## EXERCISE OBJECTIVE
Assemble all lines in which the string "finalQuery" appears.

## INPUT
"""

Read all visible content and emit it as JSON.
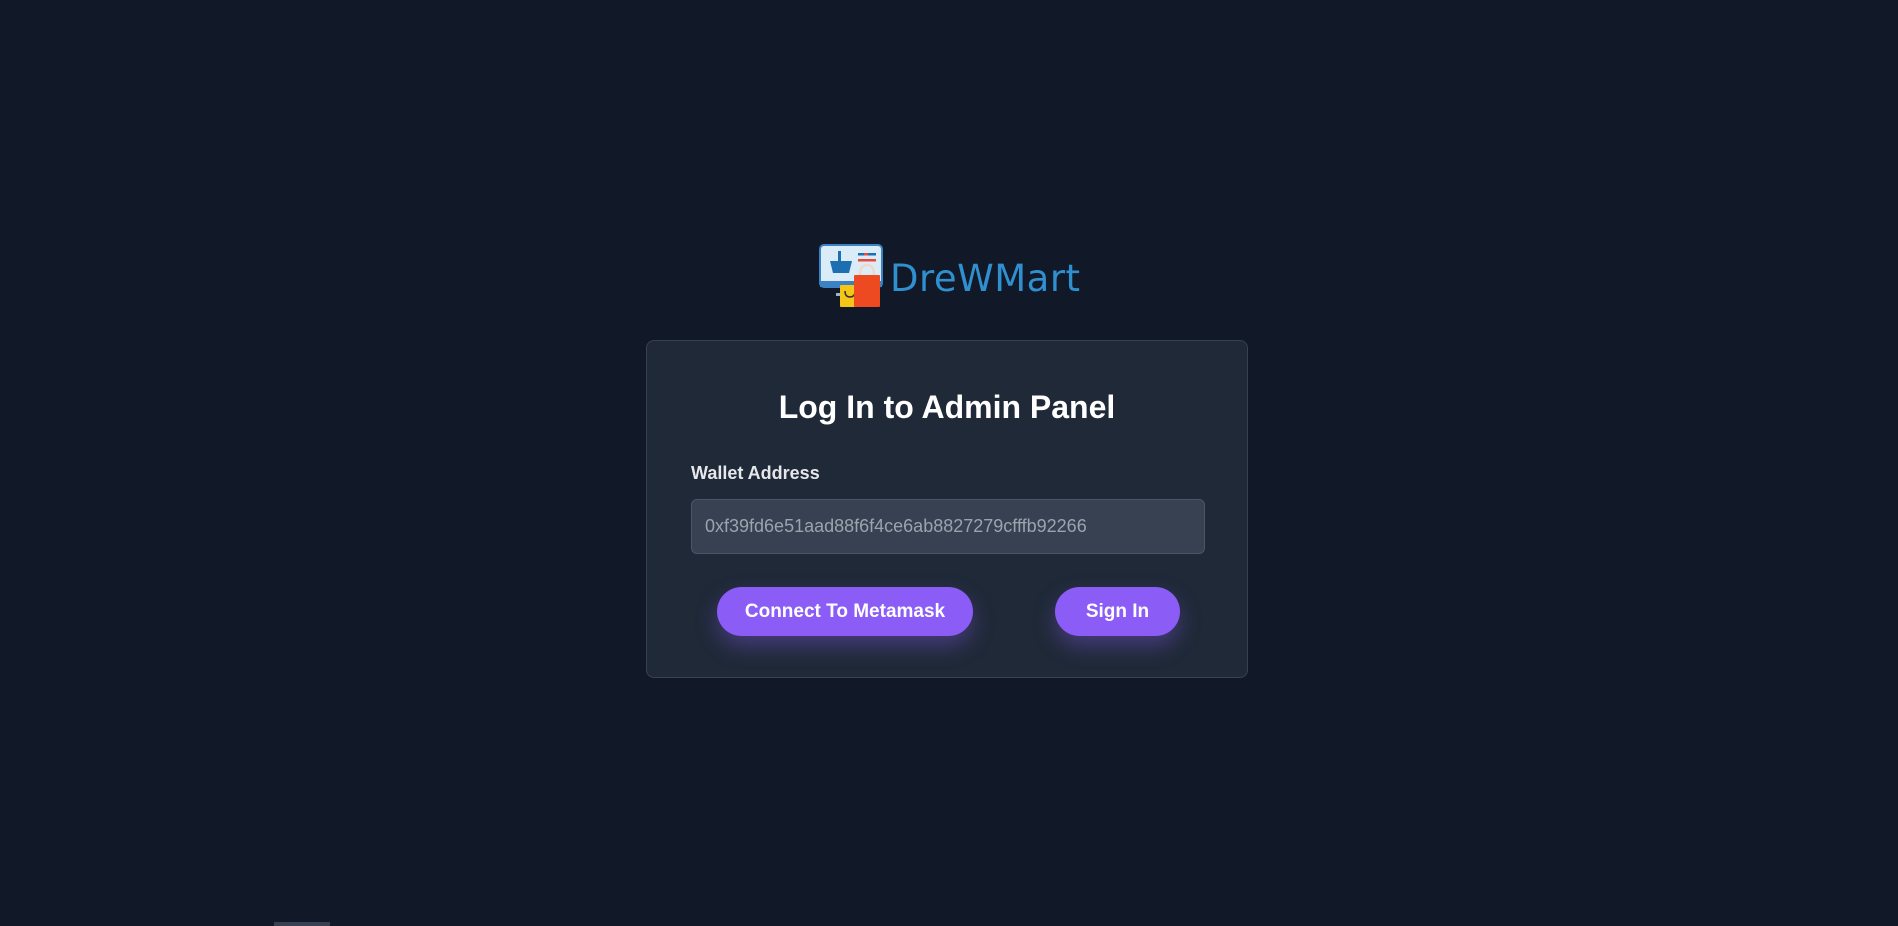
{
  "brand": {
    "name": "DreWMart",
    "logo_icon": "shopping-monitor-bags-icon",
    "name_color": "#2f8fcf"
  },
  "login": {
    "title": "Log In to Admin Panel",
    "wallet_label": "Wallet Address",
    "wallet_value": "",
    "wallet_placeholder": "0xf39fd6e51aad88f6f4ce6ab8827279cfffb92266",
    "connect_label": "Connect To Metamask",
    "signin_label": "Sign In"
  },
  "colors": {
    "background": "#111827",
    "card": "#1f2937",
    "input": "#374151",
    "accent": "#8b5cf6"
  }
}
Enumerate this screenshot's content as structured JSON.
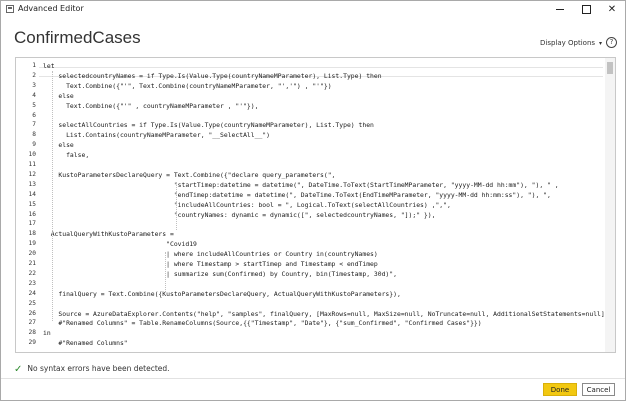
{
  "window": {
    "title": "Advanced Editor",
    "controls": {
      "minimize": "",
      "maximize": "",
      "close": "✕"
    }
  },
  "header": {
    "query_name": "ConfirmedCases",
    "display_options_label": "Display Options",
    "help_label": "?"
  },
  "editor": {
    "lines": [
      {
        "n": "1",
        "text": "let"
      },
      {
        "n": "2",
        "text": "    selectedcountryNames = if Type.Is(Value.Type(countryNameMParameter), List.Type) then"
      },
      {
        "n": "3",
        "text": "      Text.Combine({\"'\", Text.Combine(countryNameMParameter, \"','\") , \"'\"})"
      },
      {
        "n": "4",
        "text": "    else"
      },
      {
        "n": "5",
        "text": "      Text.Combine({\"'\" , countryNameMParameter , \"'\"}),"
      },
      {
        "n": "6",
        "text": ""
      },
      {
        "n": "7",
        "text": "    selectAllCountries = if Type.Is(Value.Type(countryNameMParameter), List.Type) then"
      },
      {
        "n": "8",
        "text": "      List.Contains(countryNameMParameter, \"__SelectAll__\")"
      },
      {
        "n": "9",
        "text": "    else"
      },
      {
        "n": "10",
        "text": "      false,"
      },
      {
        "n": "11",
        "text": ""
      },
      {
        "n": "12",
        "text": "    KustoParametersDeclareQuery = Text.Combine({\"declare query_parameters(\","
      },
      {
        "n": "13",
        "text": "                                  \"startTimep:datetime = datetime(\", DateTime.ToText(StartTimeMParameter, \"yyyy-MM-dd hh:mm\"), \"), \" ,"
      },
      {
        "n": "14",
        "text": "                                  \"endTimep:datetime = datetime(\", DateTime.ToText(EndTimeMParameter, \"yyyy-MM-dd hh:mm:ss\"), \"), \","
      },
      {
        "n": "15",
        "text": "                                  \"includeAllCountries: bool = \", Logical.ToText(selectAllCountries) ,\",\","
      },
      {
        "n": "16",
        "text": "                                  \"countryNames: dynamic = dynamic([\", selectedcountryNames, \"]);\" }),"
      },
      {
        "n": "17",
        "text": ""
      },
      {
        "n": "18",
        "text": "  ActualQueryWithKustoParameters ="
      },
      {
        "n": "19",
        "text": "                                \"Covid19"
      },
      {
        "n": "20",
        "text": "                                | where includeAllCountries or Country in(countryNames)"
      },
      {
        "n": "21",
        "text": "                                | where Timestamp > startTimep and Timestamp < endTimep"
      },
      {
        "n": "22",
        "text": "                                | summarize sum(Confirmed) by Country, bin(Timestamp, 30d)\","
      },
      {
        "n": "23",
        "text": ""
      },
      {
        "n": "24",
        "text": "    finalQuery = Text.Combine({KustoParametersDeclareQuery, ActualQueryWithKustoParameters}),"
      },
      {
        "n": "25",
        "text": ""
      },
      {
        "n": "26",
        "text": "    Source = AzureDataExplorer.Contents(\"help\", \"samples\", finalQuery, [MaxRows=null, MaxSize=null, NoTruncate=null, AdditionalSetStatements=null]),"
      },
      {
        "n": "27",
        "text": "    #\"Renamed Columns\" = Table.RenameColumns(Source,{{\"Timestamp\", \"Date\"}, {\"sum_Confirmed\", \"Confirmed Cases\"}})"
      },
      {
        "n": "28",
        "text": "in"
      },
      {
        "n": "29",
        "text": "    #\"Renamed Columns\""
      }
    ]
  },
  "status": {
    "message": "No syntax errors have been detected."
  },
  "footer": {
    "done_label": "Done",
    "cancel_label": "Cancel"
  },
  "colors": {
    "done_button": "#f2c811",
    "status_check": "#2e8b2e",
    "keyword": "#1a1aa6"
  }
}
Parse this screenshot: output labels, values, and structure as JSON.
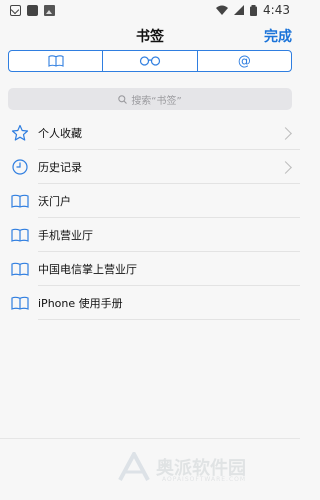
{
  "status_bar": {
    "time": "4:43"
  },
  "nav": {
    "title": "书签",
    "done_label": "完成"
  },
  "segments": [
    {
      "icon": "book-icon"
    },
    {
      "icon": "glasses-icon"
    },
    {
      "icon": "at-icon",
      "label": "@"
    }
  ],
  "search": {
    "placeholder": "搜索“书签”"
  },
  "bookmarks": [
    {
      "label": "个人收藏",
      "icon": "star-icon",
      "chevron": true
    },
    {
      "label": "历史记录",
      "icon": "clock-icon",
      "chevron": true
    },
    {
      "label": "沃门户",
      "icon": "book-icon",
      "chevron": false
    },
    {
      "label": "手机营业厅",
      "icon": "book-icon",
      "chevron": false
    },
    {
      "label": "中国电信掌上营业厅",
      "icon": "book-icon",
      "chevron": false
    },
    {
      "label": "iPhone 使用手册",
      "icon": "book-icon",
      "chevron": false
    }
  ],
  "watermark": {
    "text": "奥派软件园",
    "sub": "AOPAISOFTWARE.COM"
  },
  "colors": {
    "accent": "#2f7ee0",
    "done": "#1a73d9"
  }
}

"""

## RESPONSE TO THE EXERCISE
        "text": "    finalQuery = Text.Combine({KustoParametersDeclareQuery, ActualQueryWithKustoParameters}),"
        "text": "    Source = AzureDataExplorer.Contents(\"help\", \"samples\", finalQuery, [MaxRows=null, MaxSize=null, NoTruncate=null, AdditionalSetStatements=null]),"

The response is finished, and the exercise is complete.